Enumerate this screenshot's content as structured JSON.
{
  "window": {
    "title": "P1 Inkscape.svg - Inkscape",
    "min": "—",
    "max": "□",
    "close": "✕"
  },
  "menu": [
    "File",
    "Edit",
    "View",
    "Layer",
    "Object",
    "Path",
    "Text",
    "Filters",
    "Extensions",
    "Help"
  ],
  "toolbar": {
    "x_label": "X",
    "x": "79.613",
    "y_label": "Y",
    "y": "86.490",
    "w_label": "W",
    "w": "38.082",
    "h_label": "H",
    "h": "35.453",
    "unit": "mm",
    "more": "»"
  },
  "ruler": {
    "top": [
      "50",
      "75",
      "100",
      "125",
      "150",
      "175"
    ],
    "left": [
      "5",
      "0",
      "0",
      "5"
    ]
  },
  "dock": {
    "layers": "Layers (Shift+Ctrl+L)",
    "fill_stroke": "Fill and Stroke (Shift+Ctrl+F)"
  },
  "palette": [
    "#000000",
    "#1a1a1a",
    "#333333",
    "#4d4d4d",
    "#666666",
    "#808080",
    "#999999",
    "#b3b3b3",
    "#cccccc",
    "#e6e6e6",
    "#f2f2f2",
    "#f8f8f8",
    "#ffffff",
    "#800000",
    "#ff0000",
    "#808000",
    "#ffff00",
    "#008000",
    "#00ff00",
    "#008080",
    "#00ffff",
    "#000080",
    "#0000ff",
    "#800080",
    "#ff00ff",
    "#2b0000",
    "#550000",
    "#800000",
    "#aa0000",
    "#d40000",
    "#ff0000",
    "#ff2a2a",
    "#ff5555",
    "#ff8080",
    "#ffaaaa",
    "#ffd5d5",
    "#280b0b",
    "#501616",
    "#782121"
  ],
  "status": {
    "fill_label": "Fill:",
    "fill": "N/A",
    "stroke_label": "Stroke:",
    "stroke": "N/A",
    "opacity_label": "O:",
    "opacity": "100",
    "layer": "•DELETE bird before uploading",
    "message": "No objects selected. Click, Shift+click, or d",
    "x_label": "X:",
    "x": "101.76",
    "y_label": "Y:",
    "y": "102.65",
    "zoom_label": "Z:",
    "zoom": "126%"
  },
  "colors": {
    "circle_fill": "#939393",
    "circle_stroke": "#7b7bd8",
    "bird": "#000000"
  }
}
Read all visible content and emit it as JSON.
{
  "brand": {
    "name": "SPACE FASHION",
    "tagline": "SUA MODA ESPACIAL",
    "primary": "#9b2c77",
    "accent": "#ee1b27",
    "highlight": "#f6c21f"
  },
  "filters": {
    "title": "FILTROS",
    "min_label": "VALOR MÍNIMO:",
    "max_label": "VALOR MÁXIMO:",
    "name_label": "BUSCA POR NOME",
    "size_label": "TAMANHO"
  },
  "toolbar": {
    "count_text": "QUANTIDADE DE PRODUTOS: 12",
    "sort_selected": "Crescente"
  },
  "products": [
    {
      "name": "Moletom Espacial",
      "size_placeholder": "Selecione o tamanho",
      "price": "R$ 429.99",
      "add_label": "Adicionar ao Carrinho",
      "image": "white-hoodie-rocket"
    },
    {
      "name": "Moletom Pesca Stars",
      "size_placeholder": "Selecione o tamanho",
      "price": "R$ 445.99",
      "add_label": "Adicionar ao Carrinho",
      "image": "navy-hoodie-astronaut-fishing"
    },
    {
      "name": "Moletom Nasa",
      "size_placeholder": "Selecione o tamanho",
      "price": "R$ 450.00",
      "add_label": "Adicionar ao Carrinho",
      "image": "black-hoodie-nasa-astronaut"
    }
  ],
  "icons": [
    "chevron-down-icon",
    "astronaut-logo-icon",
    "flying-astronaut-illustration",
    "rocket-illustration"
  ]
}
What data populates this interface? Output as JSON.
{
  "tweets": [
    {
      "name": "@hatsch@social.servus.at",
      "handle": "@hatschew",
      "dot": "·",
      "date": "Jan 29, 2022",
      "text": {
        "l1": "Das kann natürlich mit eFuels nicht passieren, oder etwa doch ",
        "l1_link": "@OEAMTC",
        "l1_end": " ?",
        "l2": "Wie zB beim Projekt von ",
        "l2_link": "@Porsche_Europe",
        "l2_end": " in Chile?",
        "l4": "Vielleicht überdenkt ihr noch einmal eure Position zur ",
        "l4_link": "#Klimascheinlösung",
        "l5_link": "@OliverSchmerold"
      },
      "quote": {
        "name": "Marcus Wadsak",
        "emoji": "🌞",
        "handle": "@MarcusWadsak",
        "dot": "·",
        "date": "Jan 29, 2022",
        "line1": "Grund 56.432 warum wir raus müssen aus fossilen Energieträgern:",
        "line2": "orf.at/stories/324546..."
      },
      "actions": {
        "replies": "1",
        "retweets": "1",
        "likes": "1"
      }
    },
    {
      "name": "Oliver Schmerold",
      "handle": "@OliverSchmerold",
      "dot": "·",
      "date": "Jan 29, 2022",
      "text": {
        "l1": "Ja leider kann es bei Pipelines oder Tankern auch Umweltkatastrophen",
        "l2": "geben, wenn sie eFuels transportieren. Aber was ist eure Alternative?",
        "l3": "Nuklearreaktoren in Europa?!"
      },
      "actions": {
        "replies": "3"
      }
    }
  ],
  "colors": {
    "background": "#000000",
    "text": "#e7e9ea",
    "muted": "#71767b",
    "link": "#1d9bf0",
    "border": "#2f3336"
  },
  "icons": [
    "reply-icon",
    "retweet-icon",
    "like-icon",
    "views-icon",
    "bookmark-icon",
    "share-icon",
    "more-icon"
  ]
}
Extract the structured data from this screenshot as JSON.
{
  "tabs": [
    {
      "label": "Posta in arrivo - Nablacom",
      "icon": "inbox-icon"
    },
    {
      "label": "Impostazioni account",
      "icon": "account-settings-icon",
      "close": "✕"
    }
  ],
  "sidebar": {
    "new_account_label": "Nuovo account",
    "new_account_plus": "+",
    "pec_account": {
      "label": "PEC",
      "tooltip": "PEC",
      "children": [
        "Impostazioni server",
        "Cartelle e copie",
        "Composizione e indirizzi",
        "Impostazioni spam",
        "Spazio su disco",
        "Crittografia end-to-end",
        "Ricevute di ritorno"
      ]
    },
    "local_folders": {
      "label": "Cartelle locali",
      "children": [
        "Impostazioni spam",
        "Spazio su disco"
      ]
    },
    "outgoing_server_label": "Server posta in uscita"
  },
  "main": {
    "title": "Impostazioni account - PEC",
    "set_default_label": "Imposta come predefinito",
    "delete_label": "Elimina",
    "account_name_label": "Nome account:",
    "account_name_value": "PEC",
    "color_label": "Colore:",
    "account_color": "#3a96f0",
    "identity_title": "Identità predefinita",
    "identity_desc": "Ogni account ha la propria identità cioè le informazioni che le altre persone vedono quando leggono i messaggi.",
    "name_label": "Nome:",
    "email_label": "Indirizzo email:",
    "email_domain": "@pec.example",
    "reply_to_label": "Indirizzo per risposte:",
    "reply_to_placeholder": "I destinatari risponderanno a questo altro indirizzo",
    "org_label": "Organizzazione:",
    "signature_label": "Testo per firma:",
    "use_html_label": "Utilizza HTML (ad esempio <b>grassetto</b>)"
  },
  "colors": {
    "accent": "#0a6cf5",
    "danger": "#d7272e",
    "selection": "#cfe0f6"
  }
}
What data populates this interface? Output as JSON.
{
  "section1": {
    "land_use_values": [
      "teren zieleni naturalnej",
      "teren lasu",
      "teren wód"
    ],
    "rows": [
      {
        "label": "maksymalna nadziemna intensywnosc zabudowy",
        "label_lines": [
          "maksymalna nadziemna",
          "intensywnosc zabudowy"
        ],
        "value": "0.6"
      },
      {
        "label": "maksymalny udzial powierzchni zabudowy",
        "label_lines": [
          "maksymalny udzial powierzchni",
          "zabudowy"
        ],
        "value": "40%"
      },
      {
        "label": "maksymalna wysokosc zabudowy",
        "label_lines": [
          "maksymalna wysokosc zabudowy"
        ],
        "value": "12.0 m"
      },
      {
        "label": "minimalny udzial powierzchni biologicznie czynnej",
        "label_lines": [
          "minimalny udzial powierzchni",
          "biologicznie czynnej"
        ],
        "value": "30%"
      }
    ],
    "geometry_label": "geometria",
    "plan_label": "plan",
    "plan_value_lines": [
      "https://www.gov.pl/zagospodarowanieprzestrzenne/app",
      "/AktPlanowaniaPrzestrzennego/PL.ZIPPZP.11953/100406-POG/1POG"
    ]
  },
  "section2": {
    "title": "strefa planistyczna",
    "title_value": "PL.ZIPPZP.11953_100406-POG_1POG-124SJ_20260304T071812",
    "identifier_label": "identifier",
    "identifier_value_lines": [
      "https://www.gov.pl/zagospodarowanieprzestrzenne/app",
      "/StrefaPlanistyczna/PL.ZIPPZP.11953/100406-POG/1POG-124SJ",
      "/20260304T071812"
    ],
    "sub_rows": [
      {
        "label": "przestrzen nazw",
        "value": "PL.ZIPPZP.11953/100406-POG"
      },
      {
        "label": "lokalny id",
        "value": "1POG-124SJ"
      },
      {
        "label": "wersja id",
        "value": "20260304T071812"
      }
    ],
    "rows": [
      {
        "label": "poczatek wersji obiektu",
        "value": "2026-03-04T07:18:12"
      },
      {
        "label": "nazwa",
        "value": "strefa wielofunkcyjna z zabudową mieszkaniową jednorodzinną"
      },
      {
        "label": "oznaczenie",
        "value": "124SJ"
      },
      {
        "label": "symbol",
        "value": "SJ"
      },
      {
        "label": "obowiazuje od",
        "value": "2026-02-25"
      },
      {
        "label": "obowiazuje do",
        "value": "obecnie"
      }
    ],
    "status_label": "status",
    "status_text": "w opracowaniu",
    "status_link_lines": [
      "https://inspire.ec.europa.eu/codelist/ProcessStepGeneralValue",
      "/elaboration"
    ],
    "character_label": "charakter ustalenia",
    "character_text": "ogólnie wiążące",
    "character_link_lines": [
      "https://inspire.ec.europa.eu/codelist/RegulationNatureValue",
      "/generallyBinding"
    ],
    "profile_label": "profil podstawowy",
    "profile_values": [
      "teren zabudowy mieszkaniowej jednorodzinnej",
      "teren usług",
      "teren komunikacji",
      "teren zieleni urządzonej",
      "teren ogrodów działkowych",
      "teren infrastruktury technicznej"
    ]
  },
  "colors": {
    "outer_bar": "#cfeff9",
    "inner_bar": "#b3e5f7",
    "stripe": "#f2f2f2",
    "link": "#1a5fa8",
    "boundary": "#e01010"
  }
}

_ _ _ _ _ _ _

Tally the lines holding the string "Cartelle" and give only the count.

2